_RECORDS FOR THE TASK_

++++++++++++++++++++

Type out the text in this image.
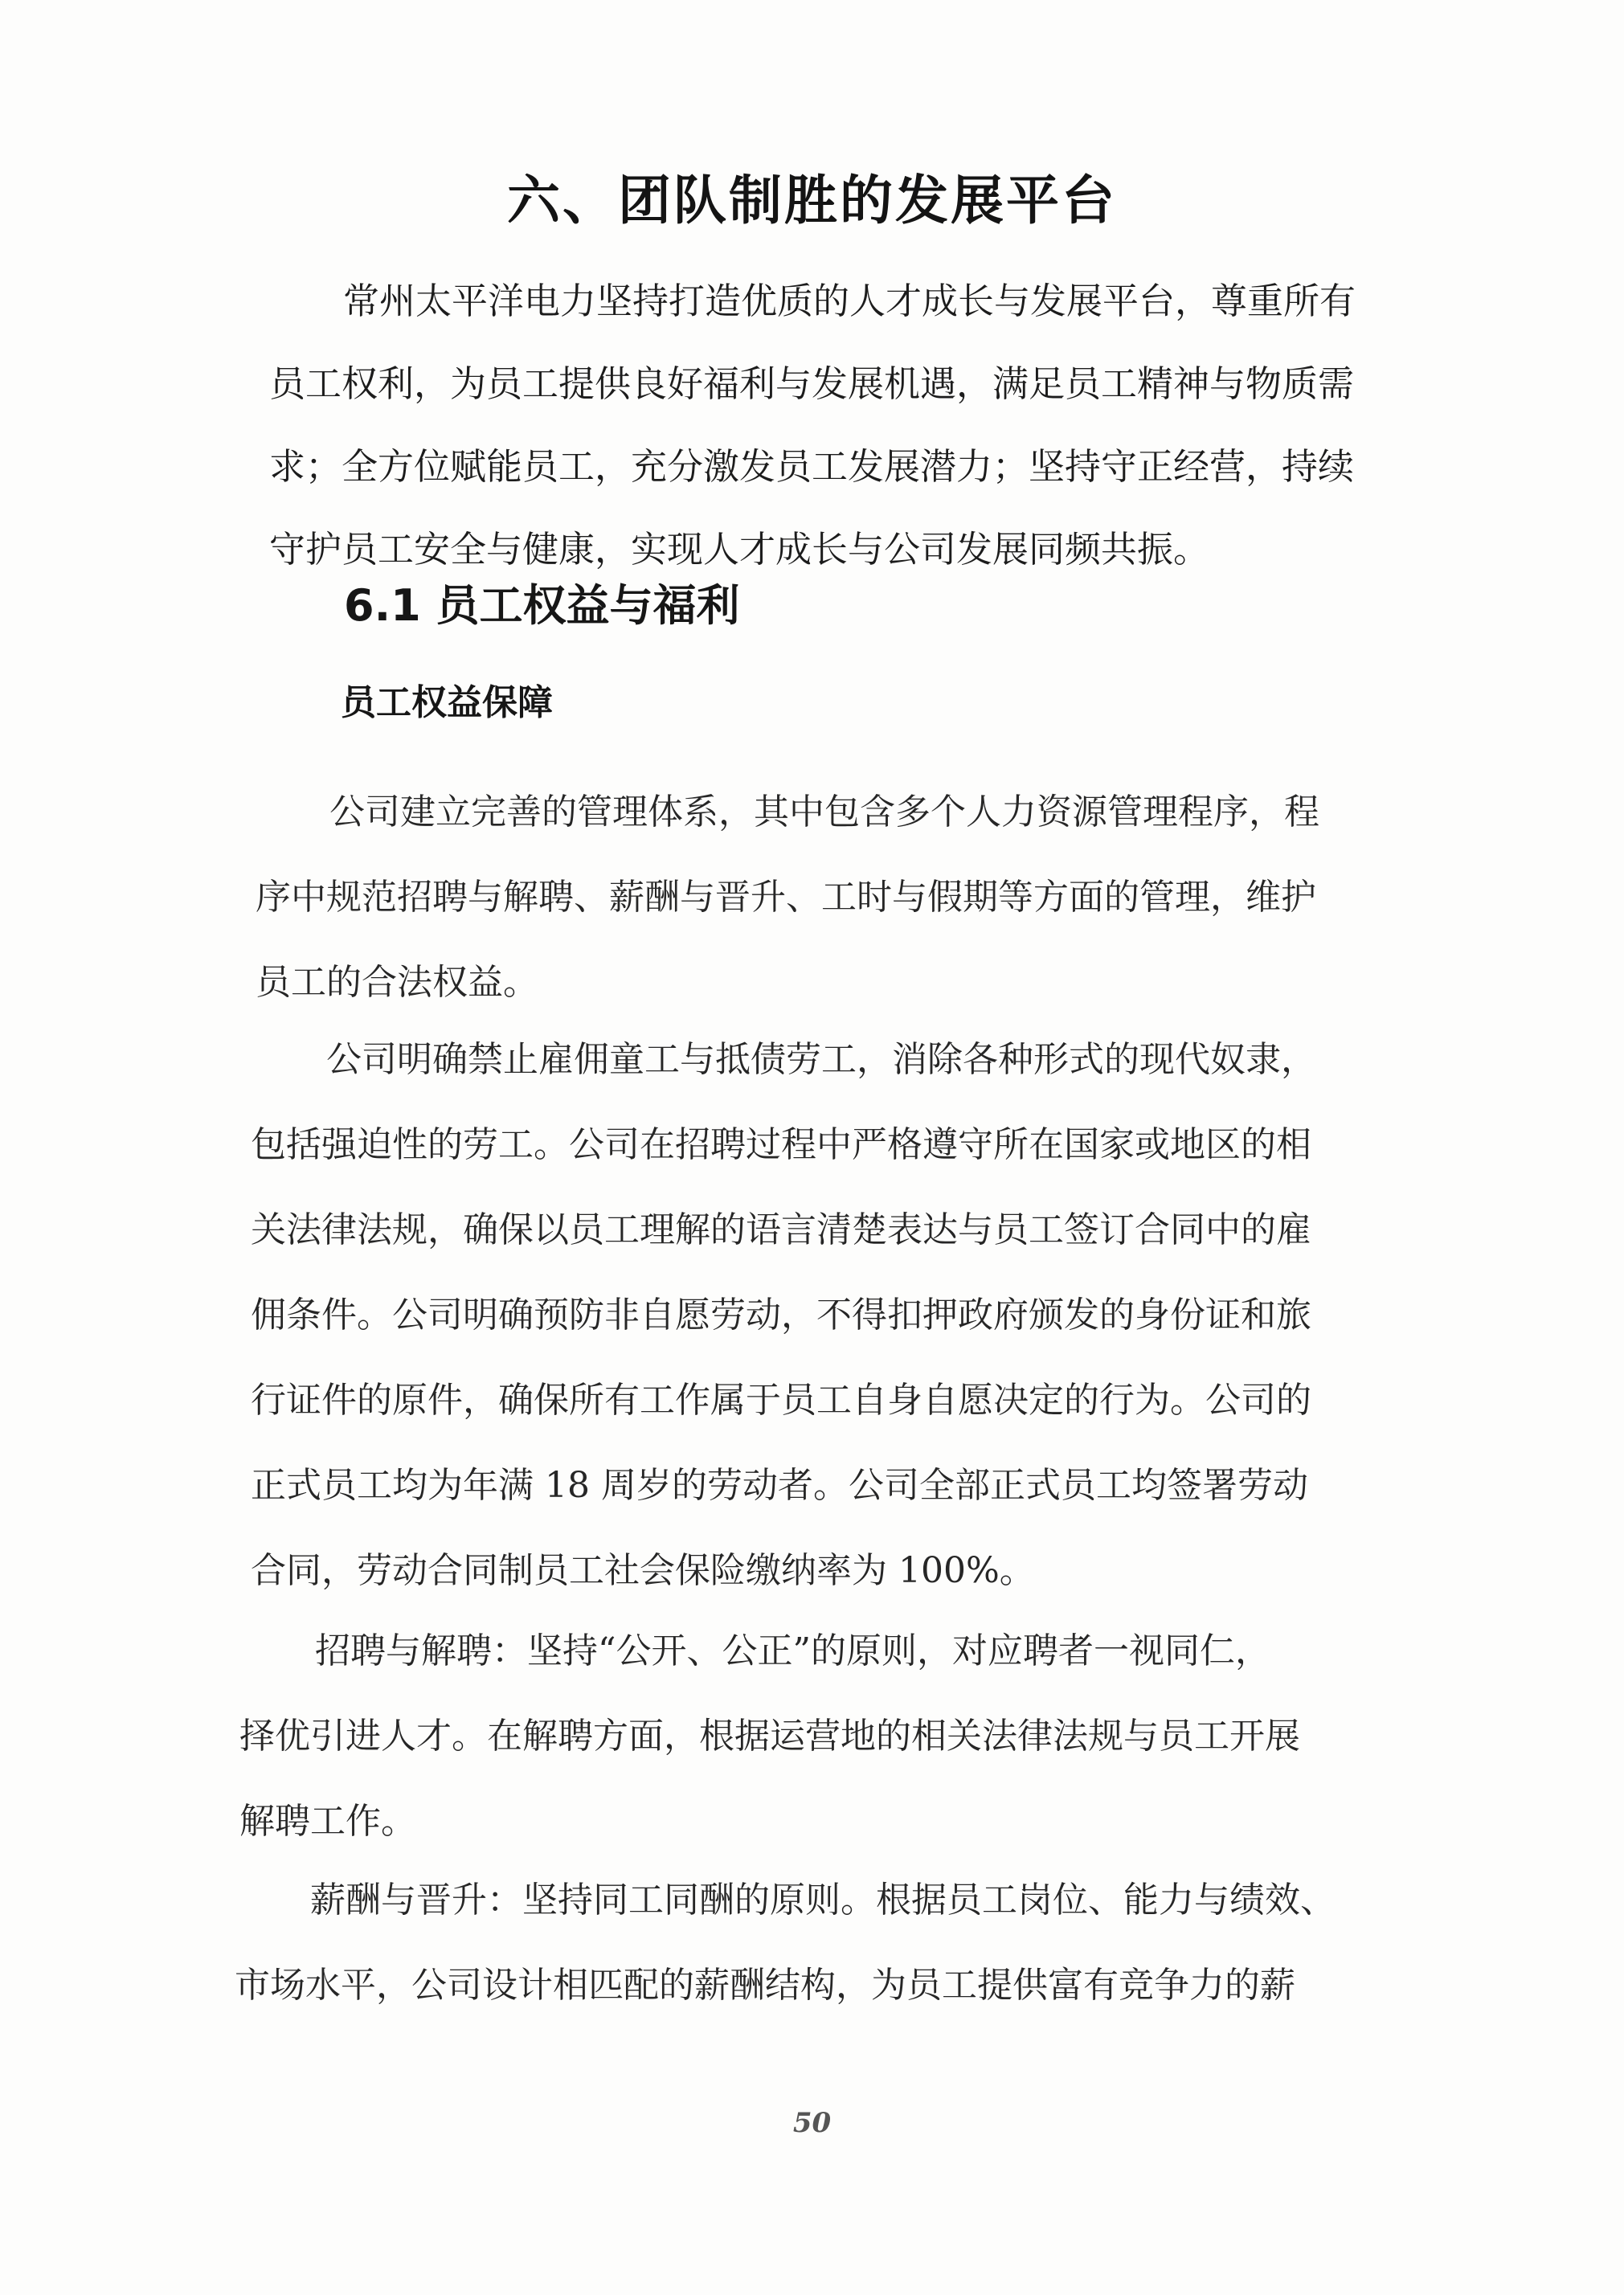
六、团队制胜的发展平台
常州太平洋电力坚持打造优质的人才成长与发展平台，尊重所有
员工权利，为员工提供良好福利与发展机遇，满足员工精神与物质需
求；全方位赋能员工，充分激发员工发展潜力；坚持守正经营，持续
守护员工安全与健康，实现人才成长与公司发展同频共振。
6.1 员工权益与福利
员工权益保障
公司建立完善的管理体系，其中包含多个人力资源管理程序，程
序中规范招聘与解聘、薪酬与晋升、工时与假期等方面的管理，维护
员工的合法权益。
公司明确禁止雇佣童工与抵债劳工，消除各种形式的现代奴隶，
包括强迫性的劳工。公司在招聘过程中严格遵守所在国家或地区的相
关法律法规，确保以员工理解的语言清楚表达与员工签订合同中的雇
佣条件。公司明确预防非自愿劳动，不得扣押政府颁发的身份证和旅
行证件的原件，确保所有工作属于员工自身自愿决定的行为。公司的
正式员工均为年满 18 周岁的劳动者。公司全部正式员工均签署劳动
合同，劳动合同制员工社会保险缴纳率为 100%。
招聘与解聘：坚持“公开、公正”的原则，对应聘者一视同仁，
择优引进人才。在解聘方面，根据运营地的相关法律法规与员工开展
解聘工作。
薪酬与晋升：坚持同工同酬的原则。根据员工岗位、能力与绩效、
市场水平，公司设计相匹配的薪酬结构，为员工提供富有竞争力的薪
50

++++++++++++++++++++

_GIVEN TASK_
Transcribe the material exactly, and leave out whatever pictures it holds.

_RESPONSE TO THIS TASK_
Type out the text in this image.
六、团队制胜的发展平台
常州太平洋电力坚持打造优质的人才成长与发展平台，尊重所有
员工权利，为员工提供良好福利与发展机遇，满足员工精神与物质需
求；全方位赋能员工，充分激发员工发展潜力；坚持守正经营，持续
守护员工安全与健康，实现人才成长与公司发展同频共振。
6.1 员工权益与福利
员工权益保障
公司建立完善的管理体系，其中包含多个人力资源管理程序，程
序中规范招聘与解聘、薪酬与晋升、工时与假期等方面的管理，维护
员工的合法权益。
公司明确禁止雇佣童工与抵债劳工，消除各种形式的现代奴隶，
包括强迫性的劳工。公司在招聘过程中严格遵守所在国家或地区的相
关法律法规，确保以员工理解的语言清楚表达与员工签订合同中的雇
佣条件。公司明确预防非自愿劳动，不得扣押政府颁发的身份证和旅
行证件的原件，确保所有工作属于员工自身自愿决定的行为。公司的
正式员工均为年满 18 周岁的劳动者。公司全部正式员工均签署劳动
合同，劳动合同制员工社会保险缴纳率为 100%。
招聘与解聘：坚持“公开、公正”的原则，对应聘者一视同仁，
择优引进人才。在解聘方面，根据运营地的相关法律法规与员工开展
解聘工作。
薪酬与晋升：坚持同工同酬的原则。根据员工岗位、能力与绩效、
市场水平，公司设计相匹配的薪酬结构，为员工提供富有竞争力的薪
50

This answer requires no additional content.